* _Task objective_
Copy out the records with every "y-tick-label" swapped for "tick-label". Leave everything else the same.

'''

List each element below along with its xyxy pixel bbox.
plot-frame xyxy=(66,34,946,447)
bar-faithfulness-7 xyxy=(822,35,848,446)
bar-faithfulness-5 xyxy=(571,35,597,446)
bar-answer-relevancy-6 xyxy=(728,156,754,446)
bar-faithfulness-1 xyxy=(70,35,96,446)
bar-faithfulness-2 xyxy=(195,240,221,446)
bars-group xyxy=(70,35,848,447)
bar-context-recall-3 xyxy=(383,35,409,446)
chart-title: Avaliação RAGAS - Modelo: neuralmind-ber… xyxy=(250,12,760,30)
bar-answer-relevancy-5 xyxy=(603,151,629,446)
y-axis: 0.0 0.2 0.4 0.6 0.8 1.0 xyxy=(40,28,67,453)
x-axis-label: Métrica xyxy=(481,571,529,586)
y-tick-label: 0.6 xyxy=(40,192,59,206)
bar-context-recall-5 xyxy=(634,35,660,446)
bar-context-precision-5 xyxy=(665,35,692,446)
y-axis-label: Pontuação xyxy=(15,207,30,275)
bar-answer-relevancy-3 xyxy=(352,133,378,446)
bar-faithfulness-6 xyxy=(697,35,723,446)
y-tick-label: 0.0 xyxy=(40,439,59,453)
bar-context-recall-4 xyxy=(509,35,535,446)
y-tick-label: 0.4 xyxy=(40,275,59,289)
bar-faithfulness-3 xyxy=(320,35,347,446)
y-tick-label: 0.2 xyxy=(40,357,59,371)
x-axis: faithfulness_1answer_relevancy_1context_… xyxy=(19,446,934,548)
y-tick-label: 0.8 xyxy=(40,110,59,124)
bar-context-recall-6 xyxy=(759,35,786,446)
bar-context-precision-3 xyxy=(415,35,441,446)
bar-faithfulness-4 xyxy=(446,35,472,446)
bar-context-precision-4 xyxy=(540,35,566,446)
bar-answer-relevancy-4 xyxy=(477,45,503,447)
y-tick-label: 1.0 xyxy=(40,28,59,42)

'''

* _Task solution_
List each element below along with its xyxy pixel bbox.
plot-frame xyxy=(66,34,946,447)
bar-faithfulness-7 xyxy=(822,35,848,446)
bar-faithfulness-5 xyxy=(571,35,597,446)
bar-answer-relevancy-6 xyxy=(728,156,754,446)
bar-faithfulness-1 xyxy=(70,35,96,446)
bar-faithfulness-2 xyxy=(195,240,221,446)
bars-group xyxy=(70,35,848,447)
bar-context-recall-3 xyxy=(383,35,409,446)
chart-title: Avaliação RAGAS - Modelo: neuralmind-ber… xyxy=(250,12,760,30)
bar-answer-relevancy-5 xyxy=(603,151,629,446)
y-axis: 0.0 0.2 0.4 0.6 0.8 1.0 xyxy=(40,28,67,453)
x-axis-label: Métrica xyxy=(481,571,529,586)
tick-label: 0.6 xyxy=(40,192,59,206)
bar-context-recall-5 xyxy=(634,35,660,446)
bar-context-precision-5 xyxy=(665,35,692,446)
y-axis-label: Pontuação xyxy=(15,207,30,275)
bar-answer-relevancy-3 xyxy=(352,133,378,446)
bar-faithfulness-6 xyxy=(697,35,723,446)
tick-label: 0.0 xyxy=(40,439,59,453)
bar-context-recall-4 xyxy=(509,35,535,446)
tick-label: 0.4 xyxy=(40,275,59,289)
bar-faithfulness-3 xyxy=(320,35,347,446)
tick-label: 0.2 xyxy=(40,357,59,371)
x-axis: faithfulness_1answer_relevancy_1context_… xyxy=(19,446,934,548)
tick-label: 0.8 xyxy=(40,110,59,124)
bar-context-recall-6 xyxy=(759,35,786,446)
bar-context-precision-3 xyxy=(415,35,441,446)
bar-faithfulness-4 xyxy=(446,35,472,446)
bar-context-precision-4 xyxy=(540,35,566,446)
bar-answer-relevancy-4 xyxy=(477,45,503,447)
tick-label: 1.0 xyxy=(40,28,59,42)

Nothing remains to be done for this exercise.